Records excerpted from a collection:
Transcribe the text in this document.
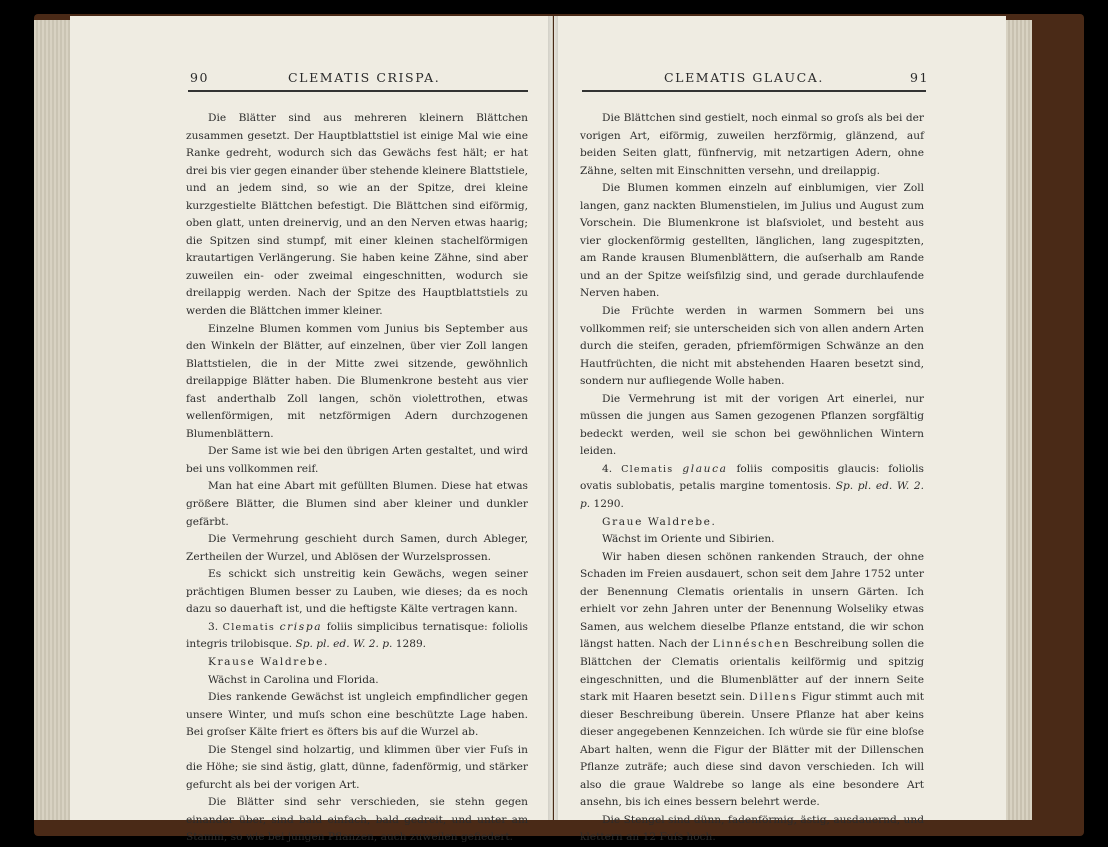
90	CLEMATIS CRISPA.

Die Blätter sind aus mehreren kleinern Blättchen zusammen gesetzt. Der Hauptblattstiel ist einige Mal wie eine Ranke gedreht, wodurch sich das Gewächs fest hält; er hat drei bis vier gegen einander über stehende kleinere Blattstiele, und an jedem sind, so wie an der Spitze, drei kleine kurzgestielte Blättchen befestigt. Die Blättchen sind eiförmig, oben glatt, unten dreinervig, und an den Nerven etwas haarig; die Spitzen sind stumpf, mit einer kleinen stachelförmigen krautartigen Verlängerung. Sie haben keine Zähne, sind aber zuweilen ein- oder zweimal eingeschnitten, wodurch sie dreilappig werden. Nach der Spitze des Hauptblattstiels zu werden die Blättchen immer kleiner.

Einzelne Blumen kommen vom Junius bis September aus den Winkeln der Blätter, auf einzelnen, über vier Zoll langen Blattstielen, die in der Mitte zwei sitzende, gewöhnlich dreilappige Blätter haben. Die Blumenkrone besteht aus vier fast anderthalb Zoll langen, schön violettrothen, etwas wellenförmigen, mit netzförmigen Adern durchzogenen Blumenblättern.

Der Same ist wie bei den übrigen Arten gestaltet, und wird bei uns vollkommen reif.

Man hat eine Abart mit gefüllten Blumen. Diese hat etwas größere Blätter, die Blumen sind aber kleiner und dunkler gefärbt.

Die Vermehrung geschieht durch Samen, durch Ableger, Zertheilen der Wurzel, und Ablösen der Wurzelsprossen.

Es schickt sich unstreitig kein Gewächs, wegen seiner prächtigen Blumen besser zu Lauben, wie dieses; da es noch dazu so dauerhaft ist, und die heftigste Kälte vertragen kann.

3. Clematis crispa foliis simplicibus ternatisque: foliolis integris trilobisque. Sp. pl. ed. W. 2. p. 1289.

Krause Waldrebe.

Wächst in Carolina und Florida.

Dies rankende Gewächst ist ungleich empfindlicher gegen unsere Winter, und muſs schon eine beschützte Lage haben. Bei groſser Kälte friert es öfters bis auf die Wurzel ab.

Die Stengel sind holzartig, und klimmen über vier Fuſs in die Höhe; sie sind ästig, glatt, dünne, fadenförmig, und stärker gefurcht als bei der vorigen Art.

Die Blätter sind sehr verschieden, sie stehn gegen einander über, sind bald einfach, bald gedreit, und unter am Stamm, so wie bei jungen Pflanzen, auch zuweilen gefiedert.

CLEMATIS GLAUCA.	91

Die Blättchen sind gestielt, noch einmal so groſs als bei der vorigen Art, eiförmig, zuweilen herzförmig, glänzend, auf beiden Seiten glatt, fünfnervig, mit netzartigen Adern, ohne Zähne, selten mit Einschnitten versehn, und dreilappig.

Die Blumen kommen einzeln auf einblumigen, vier Zoll langen, ganz nackten Blumenstielen, im Julius und August zum Vorschein. Die Blumenkrone ist blaſsviolet, und besteht aus vier glockenförmig gestellten, länglichen, lang zugespitzten, am Rande krausen Blumenblättern, die auſserhalb am Rande und an der Spitze weiſsfilzig sind, und gerade durchlaufende Nerven haben.

Die Früchte werden in warmen Sommern bei uns vollkommen reif; sie unterscheiden sich von allen andern Arten durch die steifen, geraden, pfriemförmigen Schwänze an den Hautfrüchten, die nicht mit abstehenden Haaren besetzt sind, sondern nur aufliegende Wolle haben.

Die Vermehrung ist mit der vorigen Art einerlei, nur müssen die jungen aus Samen gezogenen Pflanzen sorgfältig bedeckt werden, weil sie schon bei gewöhnlichen Wintern leiden.

4. Clematis glauca foliis compositis glaucis: foliolis ovatis sublobatis, petalis margine tomentosis. Sp. pl. ed. W. 2. p. 1290.

Graue Waldrebe.

Wächst im Oriente und Sibirien.

Wir haben diesen schönen rankenden Strauch, der ohne Schaden im Freien ausdauert, schon seit dem Jahre 1752 unter der Benennung Clematis orientalis in unsern Gärten. Ich erhielt vor zehn Jahren unter der Benennung Wolseliky etwas Samen, aus welchem dieselbe Pflanze entstand, die wir schon längst hatten. Nach der Linnéschen Beschreibung sollen die Blättchen der Clematis orientalis keilförmig und spitzig eingeschnitten, und die Blumenblätter auf der innern Seite stark mit Haaren besetzt sein. Dillens Figur stimmt auch mit dieser Beschreibung überein. Unsere Pflanze hat aber keins dieser angegebenen Kennzeichen. Ich würde sie für eine bloſse Abart halten, wenn die Figur der Blätter mit der Dillenschen Pflanze zuträfe; auch diese sind davon verschieden. Ich will also die graue Waldrebe so lange als eine besondere Art ansehn, bis ich eines bessern belehrt werde.

Die Stengel sind dünn, fadenförmig, ästig, ausdauernd, und klettern an 12 Fuſs hoch.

WRITTEN PROBLEM ▸ Quote all the records verbatim, dropping any pictures from your copy.

OUTPUT FOR THIS TASK ▸
Transcribe the text in this document.
90	CLEMATIS CRISPA.

Die Blätter sind aus mehreren kleinern Blättchen zusammen gesetzt. Der Hauptblattstiel ist einige Mal wie eine Ranke gedreht, wodurch sich das Gewächs fest hält; er hat drei bis vier gegen einander über stehende kleinere Blattstiele, und an jedem sind, so wie an der Spitze, drei kleine kurzgestielte Blättchen befestigt. Die Blättchen sind eiförmig, oben glatt, unten dreinervig, und an den Nerven etwas haarig; die Spitzen sind stumpf, mit einer kleinen stachelförmigen krautartigen Verlängerung. Sie haben keine Zähne, sind aber zuweilen ein- oder zweimal eingeschnitten, wodurch sie dreilappig werden. Nach der Spitze des Hauptblattstiels zu werden die Blättchen immer kleiner.

Einzelne Blumen kommen vom Junius bis September aus den Winkeln der Blätter, auf einzelnen, über vier Zoll langen Blattstielen, die in der Mitte zwei sitzende, gewöhnlich dreilappige Blätter haben. Die Blumenkrone besteht aus vier fast anderthalb Zoll langen, schön violettrothen, etwas wellenförmigen, mit netzförmigen Adern durchzogenen Blumenblättern.

Der Same ist wie bei den übrigen Arten gestaltet, und wird bei uns vollkommen reif.

Man hat eine Abart mit gefüllten Blumen. Diese hat etwas größere Blätter, die Blumen sind aber kleiner und dunkler gefärbt.

Die Vermehrung geschieht durch Samen, durch Ableger, Zertheilen der Wurzel, und Ablösen der Wurzelsprossen.

Es schickt sich unstreitig kein Gewächs, wegen seiner prächtigen Blumen besser zu Lauben, wie dieses; da es noch dazu so dauerhaft ist, und die heftigste Kälte vertragen kann.

3. Clematis crispa foliis simplicibus ternatisque: foliolis integris trilobisque. Sp. pl. ed. W. 2. p. 1289.

Krause Waldrebe.

Wächst in Carolina und Florida.

Dies rankende Gewächst ist ungleich empfindlicher gegen unsere Winter, und muſs schon eine beschützte Lage haben. Bei groſser Kälte friert es öfters bis auf die Wurzel ab.

Die Stengel sind holzartig, und klimmen über vier Fuſs in die Höhe; sie sind ästig, glatt, dünne, fadenförmig, und stärker gefurcht als bei der vorigen Art.

Die Blätter sind sehr verschieden, sie stehn gegen einander über, sind bald einfach, bald gedreit, und unter am Stamm, so wie bei jungen Pflanzen, auch zuweilen gefiedert.

CLEMATIS GLAUCA.	91

Die Blättchen sind gestielt, noch einmal so groſs als bei der vorigen Art, eiförmig, zuweilen herzförmig, glänzend, auf beiden Seiten glatt, fünfnervig, mit netzartigen Adern, ohne Zähne, selten mit Einschnitten versehn, und dreilappig.

Die Blumen kommen einzeln auf einblumigen, vier Zoll langen, ganz nackten Blumenstielen, im Julius und August zum Vorschein. Die Blumenkrone ist blaſsviolet, und besteht aus vier glockenförmig gestellten, länglichen, lang zugespitzten, am Rande krausen Blumenblättern, die auſserhalb am Rande und an der Spitze weiſsfilzig sind, und gerade durchlaufende Nerven haben.

Die Früchte werden in warmen Sommern bei uns vollkommen reif; sie unterscheiden sich von allen andern Arten durch die steifen, geraden, pfriemförmigen Schwänze an den Hautfrüchten, die nicht mit abstehenden Haaren besetzt sind, sondern nur aufliegende Wolle haben.

Die Vermehrung ist mit der vorigen Art einerlei, nur müssen die jungen aus Samen gezogenen Pflanzen sorgfältig bedeckt werden, weil sie schon bei gewöhnlichen Wintern leiden.

4. Clematis glauca foliis compositis glaucis: foliolis ovatis sublobatis, petalis margine tomentosis. Sp. pl. ed. W. 2. p. 1290.

Graue Waldrebe.

Wächst im Oriente und Sibirien.

Wir haben diesen schönen rankenden Strauch, der ohne Schaden im Freien ausdauert, schon seit dem Jahre 1752 unter der Benennung Clematis orientalis in unsern Gärten. Ich erhielt vor zehn Jahren unter der Benennung Wolseliky etwas Samen, aus welchem dieselbe Pflanze entstand, die wir schon längst hatten. Nach der Linnéschen Beschreibung sollen die Blättchen der Clematis orientalis keilförmig und spitzig eingeschnitten, und die Blumenblätter auf der innern Seite stark mit Haaren besetzt sein. Dillens Figur stimmt auch mit dieser Beschreibung überein. Unsere Pflanze hat aber keins dieser angegebenen Kennzeichen. Ich würde sie für eine bloſse Abart halten, wenn die Figur der Blätter mit der Dillenschen Pflanze zuträfe; auch diese sind davon verschieden. Ich will also die graue Waldrebe so lange als eine besondere Art ansehn, bis ich eines bessern belehrt werde.

Die Stengel sind dünn, fadenförmig, ästig, ausdauernd, und klettern an 12 Fuſs hoch.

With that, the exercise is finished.